# WHAT THE TASK ASKS
Each record is to be transcribed exactly.

* BEGIN INPUT ROWS *

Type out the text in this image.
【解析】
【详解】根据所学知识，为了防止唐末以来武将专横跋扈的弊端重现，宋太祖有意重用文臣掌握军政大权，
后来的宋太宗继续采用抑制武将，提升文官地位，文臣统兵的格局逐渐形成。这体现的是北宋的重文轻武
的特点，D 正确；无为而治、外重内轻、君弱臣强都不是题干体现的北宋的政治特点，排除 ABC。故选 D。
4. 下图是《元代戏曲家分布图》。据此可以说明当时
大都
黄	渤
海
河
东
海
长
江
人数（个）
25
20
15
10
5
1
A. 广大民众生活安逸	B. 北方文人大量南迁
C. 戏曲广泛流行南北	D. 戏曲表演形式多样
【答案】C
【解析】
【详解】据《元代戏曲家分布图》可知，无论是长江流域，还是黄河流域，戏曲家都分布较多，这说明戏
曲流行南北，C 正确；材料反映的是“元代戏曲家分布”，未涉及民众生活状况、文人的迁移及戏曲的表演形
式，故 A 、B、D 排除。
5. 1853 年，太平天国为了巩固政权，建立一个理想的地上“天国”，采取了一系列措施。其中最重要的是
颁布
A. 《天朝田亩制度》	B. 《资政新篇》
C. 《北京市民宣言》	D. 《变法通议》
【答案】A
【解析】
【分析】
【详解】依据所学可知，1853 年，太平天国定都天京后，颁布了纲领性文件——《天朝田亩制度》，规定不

* END INPUT ROWS *

# ANSWER TO THIS PROBLEM
Type out the text in this image.
【解析】
【详解】根据所学知识，为了防止唐末以来武将专横跋扈的弊端重现，宋太祖有意重用文臣掌握军政大权，
后来的宋太宗继续采用抑制武将，提升文官地位，文臣统兵的格局逐渐形成。这体现的是北宋的重文轻武
的特点，D 正确；无为而治、外重内轻、君弱臣强都不是题干体现的北宋的政治特点，排除 ABC。故选 D。
4. 下图是《元代戏曲家分布图》。据此可以说明当时
大都
黄	渤
海
河
东
海
长
江
人数（个）
25
20
15
10
5
1
A. 广大民众生活安逸	B. 北方文人大量南迁
C. 戏曲广泛流行南北	D. 戏曲表演形式多样
【答案】C
【解析】
【详解】据《元代戏曲家分布图》可知，无论是长江流域，还是黄河流域，戏曲家都分布较多，这说明戏
曲流行南北，C 正确；材料反映的是“元代戏曲家分布”，未涉及民众生活状况、文人的迁移及戏曲的表演形
式，故 A 、B、D 排除。
5. 1853 年，太平天国为了巩固政权，建立一个理想的地上“天国”，采取了一系列措施。其中最重要的是
颁布
A. 《天朝田亩制度》	B. 《资政新篇》
C. 《北京市民宣言》	D. 《变法通议》
【答案】A
【解析】
【分析】
【详解】依据所学可知，1853 年，太平天国定都天京后，颁布了纲领性文件——《天朝田亩制度》，规定不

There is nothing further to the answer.